Court Opinion

ID: 8604132
Source: CourtListenerOpinion
Date Created: 2022-11-24 01:41:19.075385+00
Date Added: 2024-06-11T16:55:14.214498
License: Public Domain

MEMORANDUM *
1. Because Raad failed to comply with Federal Rule of Appellate Procedure 10(b)(2) by refusing to provide any part of the trial transcript, we cannot evaluate her sufficiency of evidence claim, and thus dismiss it. See Syncom Capital Corp. v. *397Wade, 924 F.2d 167, 169 (9th Cir.1991) (per curiam).
2. Raad contends that the district court erred in not instructing the jury on the McDonnell Douglas burden-shifting framework, but “it is not normally appropriate to introduce the McDonnell Douglas burden-shifting framework to the jury. At that stage, the framework ‘unnecessarily evades the ultimate question of discrimination vel non. ’ ” Costa v. Desert Palace, Inc., 299 F.3d 838, 855-56 (9th Cir.2002) (en banc) (quoting U.S. Postal Serv. Bd. of Governors v. Aikens, 460 U.S. 711, 714, 103 S.Ct. 1478, 75 L.Ed.2d 403 (1983)), aff'd, 539 U.S. 90, 123 S.Ct. 2148, 156 L.Ed.2d 84 (2003). To the extent we can evaluate this claim without a transcript, nothing in the record suggests that this case is atypical so as to make such an instruction appropriate. Nor do we have any record that Raad objected to the instructions at trial.

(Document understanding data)
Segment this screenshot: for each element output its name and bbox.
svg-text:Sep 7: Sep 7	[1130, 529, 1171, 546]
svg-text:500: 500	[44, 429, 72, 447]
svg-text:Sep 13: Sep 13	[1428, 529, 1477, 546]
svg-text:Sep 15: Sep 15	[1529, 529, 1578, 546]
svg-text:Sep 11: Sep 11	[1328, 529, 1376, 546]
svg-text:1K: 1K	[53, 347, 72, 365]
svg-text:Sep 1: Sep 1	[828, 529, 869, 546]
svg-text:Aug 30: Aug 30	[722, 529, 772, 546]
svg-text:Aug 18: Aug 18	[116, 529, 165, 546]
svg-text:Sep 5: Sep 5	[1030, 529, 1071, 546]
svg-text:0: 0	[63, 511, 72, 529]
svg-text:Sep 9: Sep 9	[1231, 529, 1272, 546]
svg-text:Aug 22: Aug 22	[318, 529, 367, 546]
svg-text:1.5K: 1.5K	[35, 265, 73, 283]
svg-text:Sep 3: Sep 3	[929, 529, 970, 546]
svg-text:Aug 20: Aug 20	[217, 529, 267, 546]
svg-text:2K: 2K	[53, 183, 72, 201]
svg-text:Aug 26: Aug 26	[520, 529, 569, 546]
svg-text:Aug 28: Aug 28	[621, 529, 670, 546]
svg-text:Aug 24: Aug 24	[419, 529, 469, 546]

Questions on the material:
1. Answer these questions from the court memorandum:
(a) Which Federal Rule of Appellate Procedure did Raad fail to comply with?
(b) Which case does the memorandum quote for the statement that introducing the McDonnell Douglas burden-shifting framework to the jury is not normally appropriate?
(c) Which decision does that case itself quote?
2. According to the court memorandum, why was Raad's sufficiency of evidence claim dismissed?
3. Retype the part of the court memorandum between "2. Raad contends" and "instructions at trial.", inclusive.

Answers provided:
1.
(a) Federal Rule of Appellate Procedure 10(b)(2).
(b) Costa v. Desert Palace, Inc., 299 F.3d 838 (9th Cir. 2002) (en banc).
(c) U.S. Postal Serv. Bd. of Governors v. Aikens, 460 U.S. 711 (1983).

2. Raad refused to provide any part of the trial transcript, which violated Federal Rule of Appellate Procedure 10(b)(2). Without the transcript, the court could not evaluate the claim, so it dismissed it.

3.
2. Raad contends that the district court erred in not instructing the jury on the McDonnell Douglas burden-shifting framework, but “it is not normally appropriate to introduce the McDonnell Douglas burden-shifting framework to the jury. At that stage, the framework ‘unnecessarily evades the ultimate question of discrimination vel non. ’ ” Costa v. Desert Palace, Inc., 299 F.3d 838, 855-56 (9th Cir.2002) (en banc) (quoting U.S. Postal Serv. Bd. of Governors v. Aikens, 460 U.S. 711, 714, 103 S.Ct. 1478, 75 L.Ed.2d 403 (1983)), aff'd, 539 U.S. 90, 123 S.Ct. 2148, 156 L.Ed.2d 84 (2003). To the extent we can evaluate this claim without a transcript, nothing in the record suggests that this case is atypical so as to make such an instruction appropriate. Nor do we have any record that Raad objected to the instructions at trial.